__Questions to answer__.
a) Rewrite the type 2 diabetes text from "Type 2 diabetes" to "novel therapeutic agents.", putting "around the world" in place of "worldwide".
b) According to the type 2 diabetes text, exendin-4 was isolated from the venom of which animal?

__Text passage__.
Type 2 diabetes (T2D) represents one of the major disease challenges worldwide, with epidemic proportions of more than 400 million affected across the globe.
Therapeutic agents for disease management are often met by challenges such as the inability to restore long-term glucose homeostasis; highlighting the need for novel agents with increased potency or better therapeutic efficacy. The discovery of exendin-4, a compound isolated from venom of the Gila monster lizard (Heloderma suspectum) and developed into a potent anti-diabetic drug, further motivated interests in the search animal sources for novel therapeutic agents.
Over the last decade, much attention has been drawn towards amphibian skin peptides, which have uncovered their previously unexplored anti-diabetic actions. Among many other peptides, tigerinin-1R (isolated from Hoplobatracus rugulosus) and magainin-AM2 (isolated from Xenopus amieti) have been extensively characterised for their anti-diabetic actions both in vitro and in vivo, showing promise for further investigations. In the context of T2D, a recently explored approach yielding pre-clinical success is based on the creation of hybrid peptides with established anti-diabetic components into a single molecular entity. The rationale for this concept is the generation of hybrids presenting features of their individual components, while introducing additional beneficial effects.

Stored data entries
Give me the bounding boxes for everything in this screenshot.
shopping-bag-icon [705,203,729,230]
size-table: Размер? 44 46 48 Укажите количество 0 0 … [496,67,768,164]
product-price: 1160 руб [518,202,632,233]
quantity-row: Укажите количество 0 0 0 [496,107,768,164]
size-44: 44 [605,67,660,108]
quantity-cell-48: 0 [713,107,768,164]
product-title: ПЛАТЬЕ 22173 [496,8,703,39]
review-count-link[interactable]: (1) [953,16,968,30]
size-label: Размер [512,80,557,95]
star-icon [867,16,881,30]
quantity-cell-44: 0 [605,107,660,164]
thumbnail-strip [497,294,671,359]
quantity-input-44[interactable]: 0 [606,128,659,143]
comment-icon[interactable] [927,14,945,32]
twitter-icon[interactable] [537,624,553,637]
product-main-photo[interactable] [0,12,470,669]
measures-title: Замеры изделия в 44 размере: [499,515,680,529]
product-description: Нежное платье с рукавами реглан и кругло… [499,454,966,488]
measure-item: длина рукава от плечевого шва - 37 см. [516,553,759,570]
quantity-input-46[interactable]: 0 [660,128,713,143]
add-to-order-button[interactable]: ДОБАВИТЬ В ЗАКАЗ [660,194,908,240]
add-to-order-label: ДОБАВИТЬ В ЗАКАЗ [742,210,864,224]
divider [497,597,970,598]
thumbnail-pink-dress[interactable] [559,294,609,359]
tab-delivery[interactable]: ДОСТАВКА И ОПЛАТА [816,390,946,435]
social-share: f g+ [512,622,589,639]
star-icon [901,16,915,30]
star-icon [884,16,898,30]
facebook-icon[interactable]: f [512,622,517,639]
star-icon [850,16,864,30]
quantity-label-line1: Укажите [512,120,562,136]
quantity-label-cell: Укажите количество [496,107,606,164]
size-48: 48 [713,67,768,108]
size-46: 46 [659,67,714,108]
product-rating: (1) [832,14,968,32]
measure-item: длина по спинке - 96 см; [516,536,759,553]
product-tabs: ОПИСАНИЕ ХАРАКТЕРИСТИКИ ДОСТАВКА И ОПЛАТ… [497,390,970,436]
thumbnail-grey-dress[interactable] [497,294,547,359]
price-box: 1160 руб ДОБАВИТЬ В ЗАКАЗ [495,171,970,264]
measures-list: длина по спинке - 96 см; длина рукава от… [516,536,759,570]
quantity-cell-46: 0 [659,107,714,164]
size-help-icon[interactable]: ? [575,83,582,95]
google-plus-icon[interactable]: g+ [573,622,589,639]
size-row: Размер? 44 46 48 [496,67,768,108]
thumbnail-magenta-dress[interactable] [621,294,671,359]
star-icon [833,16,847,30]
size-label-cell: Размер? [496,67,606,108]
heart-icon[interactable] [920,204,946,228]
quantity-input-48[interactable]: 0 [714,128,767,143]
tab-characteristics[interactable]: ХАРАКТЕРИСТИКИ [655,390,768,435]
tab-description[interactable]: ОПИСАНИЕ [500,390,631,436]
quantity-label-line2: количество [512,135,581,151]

__Written responses__.
a)
Type 2 diabetes (T2D) represents one of the major disease challenges around the world, with epidemic proportions of more than 400 million affected across the globe.
Therapeutic agents for disease management are often met by challenges such as the inability to restore long-term glucose homeostasis; highlighting the need for novel agents with increased potency or better therapeutic efficacy. The discovery of exendin-4, a compound isolated from venom of the Gila monster lizard (Heloderma suspectum) and developed into a potent anti-diabetic drug, further motivated interests in the search animal sources for novel therapeutic agents.

b) The Gila monster lizard (Heloderma suspectum).